PROBLEMS TO WORK ON:
**a.** List every consequence of premature webobject timeouts that the abstract of the webpage timeout text names.
**b.** Please output the part of the webpage timeout text that opens with the words containing "WWW Retrieval Handling Optimization wρ3: A" and closes with "performance optimization potentials.".

GIVEN TEXT:
Elsevier

Future Generation Computer Systems

Volume 110, September 2020, Pages 1055-1066
Future Generation Computer Systems

WWW Retrieval Handling Optimization wρ3: A metric for webpage timeout setting performance evaluation and comparison

https://doi.org/10.1016/j.future.2019.11.023Get rights and content

Highlights

  • A webpage’s webobjects often time out prematurely, forcing non-required downloads.

  • This paper introduces the wρ3 metric and provides its general utilization overview.

  • wρ3 is based on information retrieval approaches for real-world content.

  • wρ3 can be employed to determine a webpage’s performance optimization potentials.

  • wρ3 homogenizes comparisons between different types of websites.

Abstract

The rise of HTTP-based communications and the employment of HTML5 for cross-platform application development gives rise to a continuous increase of traffic over all types of networks and a continuous demand for caching of content. However, a remaining underlying problem is the timeout of resources, typically configured server-side and dependent on the type of web site that offers content. With common web server implementations, individual webobjects constituting the overall content cannot be readily configured independently, which results in premature timeouts of webobjects with undesired consequences on download times, rendering speed, and energy needed.

We present and evaluate WWW Retrieval Handling Optimization wρ3, which provides optimization potentials for webpages. wρ3 can also be used to derive hints for fine-tuning the performance of the server-side configurations and to compare the performance of timeouts between web sites of different categories. Our metric features a tunable preference between counts of webobjects and the amount of data required and is a function of the re-visiting time. We showcase the applicability of wρ3 over a range of different web sites and categories, additionally evaluating the applicability over time horizons and worldwide request locations. The overarching flexibility and ease of use together with its overall performance evaluation results make wρ3 an ideal candidate as a generic web site performance measurement tool.

Introduction

Recent years have seen the continuous proliferation of HTTP-based services into all domains of networked application scenarios. The Internet Protocol (IP) is considered the big unifier of networked data delivery following the “everything over IP and IP over everything” paradigm. Indeed, HTTP has been considered a second “hourglass” or “waist” of the modern internet [1], [2] for application and service delivery on top of the IP-based networked data delivery.

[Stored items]
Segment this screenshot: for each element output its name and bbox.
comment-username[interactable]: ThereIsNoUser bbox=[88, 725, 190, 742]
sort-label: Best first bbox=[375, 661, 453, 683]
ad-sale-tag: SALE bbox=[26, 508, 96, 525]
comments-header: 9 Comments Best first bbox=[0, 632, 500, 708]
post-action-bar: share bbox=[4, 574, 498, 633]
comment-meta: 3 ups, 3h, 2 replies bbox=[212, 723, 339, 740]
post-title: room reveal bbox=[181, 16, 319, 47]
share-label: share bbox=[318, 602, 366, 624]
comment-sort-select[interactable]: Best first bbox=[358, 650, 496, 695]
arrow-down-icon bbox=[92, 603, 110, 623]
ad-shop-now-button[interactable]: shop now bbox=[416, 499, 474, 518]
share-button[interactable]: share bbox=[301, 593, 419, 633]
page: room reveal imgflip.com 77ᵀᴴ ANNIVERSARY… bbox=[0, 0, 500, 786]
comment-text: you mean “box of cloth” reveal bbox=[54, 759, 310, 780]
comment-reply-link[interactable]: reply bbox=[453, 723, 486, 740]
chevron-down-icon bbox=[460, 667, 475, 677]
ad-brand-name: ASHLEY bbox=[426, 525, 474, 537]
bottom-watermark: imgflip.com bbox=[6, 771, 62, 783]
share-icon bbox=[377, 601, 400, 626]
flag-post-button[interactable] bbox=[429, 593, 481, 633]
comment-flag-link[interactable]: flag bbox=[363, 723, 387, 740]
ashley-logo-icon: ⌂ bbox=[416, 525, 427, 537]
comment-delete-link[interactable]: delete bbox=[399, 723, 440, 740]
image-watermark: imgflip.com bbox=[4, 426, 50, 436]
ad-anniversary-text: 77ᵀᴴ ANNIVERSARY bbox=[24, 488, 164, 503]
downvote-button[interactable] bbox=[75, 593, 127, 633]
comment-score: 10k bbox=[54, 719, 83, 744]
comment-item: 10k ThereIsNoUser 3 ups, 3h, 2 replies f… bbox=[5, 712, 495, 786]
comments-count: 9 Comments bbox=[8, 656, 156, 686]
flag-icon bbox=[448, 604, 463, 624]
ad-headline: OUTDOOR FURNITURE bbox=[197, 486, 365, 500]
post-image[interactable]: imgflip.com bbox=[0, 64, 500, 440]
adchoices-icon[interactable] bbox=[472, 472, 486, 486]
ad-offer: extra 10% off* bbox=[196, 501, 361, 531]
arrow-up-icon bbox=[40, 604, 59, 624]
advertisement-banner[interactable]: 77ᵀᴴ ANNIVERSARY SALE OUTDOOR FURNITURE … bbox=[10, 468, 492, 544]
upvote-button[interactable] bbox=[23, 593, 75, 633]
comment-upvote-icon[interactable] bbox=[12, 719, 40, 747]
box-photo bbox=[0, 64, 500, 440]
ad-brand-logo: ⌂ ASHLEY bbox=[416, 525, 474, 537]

RESPONSES IN ORDER:
**a.** Download times, rendering speed, and energy needed.

**b.**
WWW Retrieval Handling Optimization wρ3: A metric for webpage timeout setting performance evaluation and comparison

https://doi.org/10.1016/j.future.2019.11.023Get rights and content

Highlights

  • A webpage’s webobjects often time out prematurely, forcing non-required downloads.

  • This paper introduces the wρ3 metric and provides its general utilization overview.

  • wρ3 is based on information retrieval approaches for real-world content.

  • wρ3 can be employed to determine a webpage’s performance optimization potentials.